• _Work item_
Search the records for the word "zwei". Copy every line where it appears.

• _Data_

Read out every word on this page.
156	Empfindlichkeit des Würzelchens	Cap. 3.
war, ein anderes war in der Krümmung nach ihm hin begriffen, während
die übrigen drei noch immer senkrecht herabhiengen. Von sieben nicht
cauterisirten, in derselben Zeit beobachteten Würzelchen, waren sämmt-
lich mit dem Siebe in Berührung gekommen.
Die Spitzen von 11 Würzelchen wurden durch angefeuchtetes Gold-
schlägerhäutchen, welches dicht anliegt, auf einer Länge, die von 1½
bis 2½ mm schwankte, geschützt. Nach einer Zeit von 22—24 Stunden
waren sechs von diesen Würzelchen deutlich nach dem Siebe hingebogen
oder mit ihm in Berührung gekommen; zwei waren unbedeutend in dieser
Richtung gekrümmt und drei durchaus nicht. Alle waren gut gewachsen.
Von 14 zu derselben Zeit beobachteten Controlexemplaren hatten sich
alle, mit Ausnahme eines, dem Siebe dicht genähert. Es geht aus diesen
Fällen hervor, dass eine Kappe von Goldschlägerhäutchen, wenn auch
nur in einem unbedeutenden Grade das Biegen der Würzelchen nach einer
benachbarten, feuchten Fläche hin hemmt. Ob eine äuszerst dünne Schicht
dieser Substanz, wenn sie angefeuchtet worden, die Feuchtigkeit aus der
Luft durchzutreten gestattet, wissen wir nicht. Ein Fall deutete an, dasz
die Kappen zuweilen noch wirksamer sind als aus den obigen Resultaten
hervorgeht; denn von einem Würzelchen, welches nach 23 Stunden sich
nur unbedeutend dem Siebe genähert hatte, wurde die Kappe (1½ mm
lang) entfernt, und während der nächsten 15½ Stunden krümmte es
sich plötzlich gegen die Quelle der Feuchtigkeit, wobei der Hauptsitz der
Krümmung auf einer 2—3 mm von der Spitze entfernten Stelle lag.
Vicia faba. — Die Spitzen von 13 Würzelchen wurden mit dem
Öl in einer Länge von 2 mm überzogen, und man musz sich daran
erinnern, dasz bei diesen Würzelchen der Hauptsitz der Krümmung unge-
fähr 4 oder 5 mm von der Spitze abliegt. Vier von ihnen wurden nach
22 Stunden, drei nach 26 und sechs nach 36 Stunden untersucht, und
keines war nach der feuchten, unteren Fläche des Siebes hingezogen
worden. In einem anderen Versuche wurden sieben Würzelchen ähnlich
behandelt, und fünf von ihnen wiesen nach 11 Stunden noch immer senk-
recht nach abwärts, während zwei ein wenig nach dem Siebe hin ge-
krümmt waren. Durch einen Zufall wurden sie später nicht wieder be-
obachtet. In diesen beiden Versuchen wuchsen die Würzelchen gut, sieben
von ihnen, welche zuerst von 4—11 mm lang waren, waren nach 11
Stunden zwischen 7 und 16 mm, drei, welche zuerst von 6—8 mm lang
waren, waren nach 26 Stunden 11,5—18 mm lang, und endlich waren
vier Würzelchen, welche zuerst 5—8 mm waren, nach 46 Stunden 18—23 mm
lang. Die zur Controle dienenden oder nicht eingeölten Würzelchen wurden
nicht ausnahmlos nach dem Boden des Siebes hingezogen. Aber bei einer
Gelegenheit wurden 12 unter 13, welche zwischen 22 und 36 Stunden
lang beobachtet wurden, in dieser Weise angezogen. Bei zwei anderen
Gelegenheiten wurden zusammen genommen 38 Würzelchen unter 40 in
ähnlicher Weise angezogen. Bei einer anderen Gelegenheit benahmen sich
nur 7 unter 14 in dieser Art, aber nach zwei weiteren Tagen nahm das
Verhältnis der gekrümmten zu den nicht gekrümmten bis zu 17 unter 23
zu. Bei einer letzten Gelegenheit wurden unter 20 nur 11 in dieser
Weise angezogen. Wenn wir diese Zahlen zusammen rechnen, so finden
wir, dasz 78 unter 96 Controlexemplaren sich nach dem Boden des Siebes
* * *
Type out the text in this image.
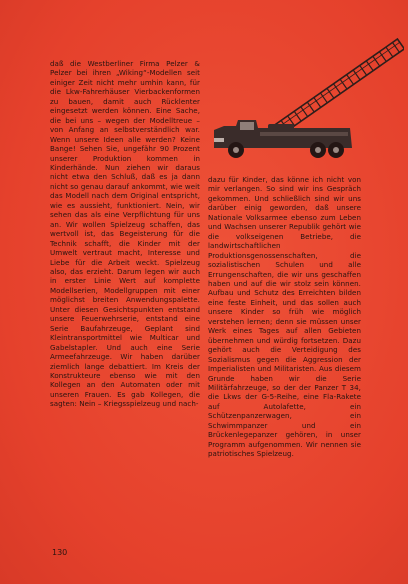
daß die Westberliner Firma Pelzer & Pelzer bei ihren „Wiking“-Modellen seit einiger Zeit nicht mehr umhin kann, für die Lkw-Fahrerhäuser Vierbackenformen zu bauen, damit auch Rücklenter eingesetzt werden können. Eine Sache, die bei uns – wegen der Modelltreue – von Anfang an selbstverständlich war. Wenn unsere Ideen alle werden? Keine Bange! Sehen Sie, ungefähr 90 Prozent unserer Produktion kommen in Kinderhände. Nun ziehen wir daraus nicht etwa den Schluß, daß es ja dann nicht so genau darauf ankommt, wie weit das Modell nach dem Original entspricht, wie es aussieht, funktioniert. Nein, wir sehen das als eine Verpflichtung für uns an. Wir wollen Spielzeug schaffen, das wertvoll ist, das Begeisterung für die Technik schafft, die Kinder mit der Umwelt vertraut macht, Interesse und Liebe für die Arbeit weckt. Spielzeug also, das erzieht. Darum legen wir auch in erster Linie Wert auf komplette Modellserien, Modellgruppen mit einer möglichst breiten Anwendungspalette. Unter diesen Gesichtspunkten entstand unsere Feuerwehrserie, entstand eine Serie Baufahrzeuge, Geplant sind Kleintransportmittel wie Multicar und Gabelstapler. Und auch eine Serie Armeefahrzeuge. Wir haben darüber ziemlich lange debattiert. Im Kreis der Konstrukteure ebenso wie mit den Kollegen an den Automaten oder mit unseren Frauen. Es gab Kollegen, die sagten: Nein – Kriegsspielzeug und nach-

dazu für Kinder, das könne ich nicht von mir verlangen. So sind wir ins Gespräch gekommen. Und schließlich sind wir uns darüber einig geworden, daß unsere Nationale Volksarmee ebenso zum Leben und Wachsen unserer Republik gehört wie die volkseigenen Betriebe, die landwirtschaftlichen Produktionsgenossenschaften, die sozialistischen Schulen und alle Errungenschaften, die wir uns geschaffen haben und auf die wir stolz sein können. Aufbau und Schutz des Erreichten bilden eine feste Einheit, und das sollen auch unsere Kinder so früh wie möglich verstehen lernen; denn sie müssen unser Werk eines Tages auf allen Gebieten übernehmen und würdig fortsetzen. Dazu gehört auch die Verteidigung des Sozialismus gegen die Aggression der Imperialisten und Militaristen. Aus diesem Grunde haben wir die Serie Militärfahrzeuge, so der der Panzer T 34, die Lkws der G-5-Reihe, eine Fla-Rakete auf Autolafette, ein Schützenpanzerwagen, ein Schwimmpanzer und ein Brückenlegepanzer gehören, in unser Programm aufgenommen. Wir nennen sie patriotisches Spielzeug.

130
---
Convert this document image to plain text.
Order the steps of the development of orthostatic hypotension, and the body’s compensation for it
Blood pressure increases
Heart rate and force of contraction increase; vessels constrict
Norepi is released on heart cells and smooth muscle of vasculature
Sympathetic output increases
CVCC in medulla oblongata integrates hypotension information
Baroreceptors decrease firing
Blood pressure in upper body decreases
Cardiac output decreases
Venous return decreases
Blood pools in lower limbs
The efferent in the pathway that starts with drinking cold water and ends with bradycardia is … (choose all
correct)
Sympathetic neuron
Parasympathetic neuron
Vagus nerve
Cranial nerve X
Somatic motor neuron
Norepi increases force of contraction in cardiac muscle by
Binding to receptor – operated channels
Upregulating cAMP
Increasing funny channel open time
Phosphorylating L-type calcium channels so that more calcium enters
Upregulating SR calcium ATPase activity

• _Answer for the task_
oder mit ihm in Berührung gekommen; zwei waren unbedeutend in dieser
recht nach abwärts, während zwei ein wenig nach dem Siebe hin ge-
lang beobachtet wurden, in dieser Weise angezogen. Bei zwei anderen
nur 7 unter 14 in dieser Art, aber nach zwei weiteren Tagen nahm das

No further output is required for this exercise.